[Written problem]: Omit images. Retype all entries verbatim.

______________________________

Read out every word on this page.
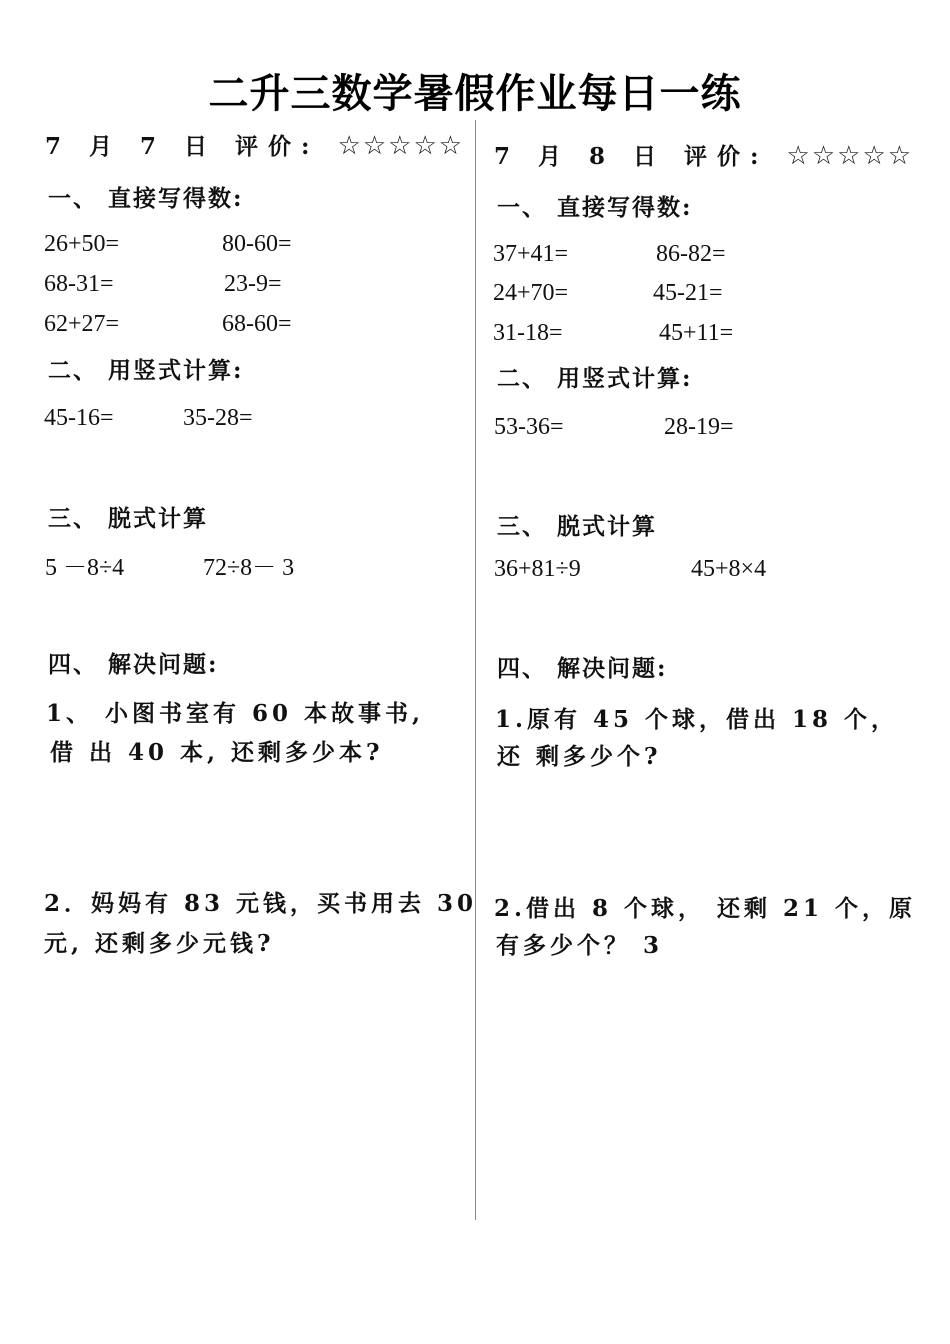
二升三数学暑假作业每日一练
7 月 7 日 评价: ☆☆☆☆☆
一、 直接写得数:
26+50=	80-60=
68-31=	23-9=
62+27=	68-60=
二、 用竖式计算:
45-16=	35-28=
三、 脱式计算
5 －8÷4	72÷8－ 3
四、 解决问题:
1、 小图书室有 60 本故事书,
借 出 40 本, 还剩多少本?
2．妈妈有 83 元钱，买书用去 30
元, 还剩多少元钱?
7 月 8 日 评价: ☆☆☆☆☆
一、 直接写得数:
37+41=	86-82=
24+70=	45-21=
31-18=	45+11=
二、 用竖式计算:
53-36=	28-19=
三、 脱式计算
36+81÷9	45+8×4
四、 解决问题:
1.原有 45 个球，借出 18 个，
还 剩多少个?
2.借出 8 个球， 还剩 21 个，原
有多少个？ 3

______________________________

[Task solution]:
Read out every word on this page.
二升三数学暑假作业每日一练
7 月 7 日 评价: ☆☆☆☆☆
一、 直接写得数:
26+50=	80-60=
68-31=	23-9=
62+27=	68-60=
二、 用竖式计算:
45-16=	35-28=
三、 脱式计算
5 －8÷4	72÷8－ 3
四、 解决问题:
1、 小图书室有 60 本故事书,
借 出 40 本, 还剩多少本?
2．妈妈有 83 元钱，买书用去 30
元, 还剩多少元钱?
7 月 8 日 评价: ☆☆☆☆☆
一、 直接写得数:
37+41=	86-82=
24+70=	45-21=
31-18=	45+11=
二、 用竖式计算:
53-36=	28-19=
三、 脱式计算
36+81÷9	45+8×4
四、 解决问题:
1.原有 45 个球，借出 18 个，
还 剩多少个?
2.借出 8 个球， 还剩 21 个，原
有多少个？ 3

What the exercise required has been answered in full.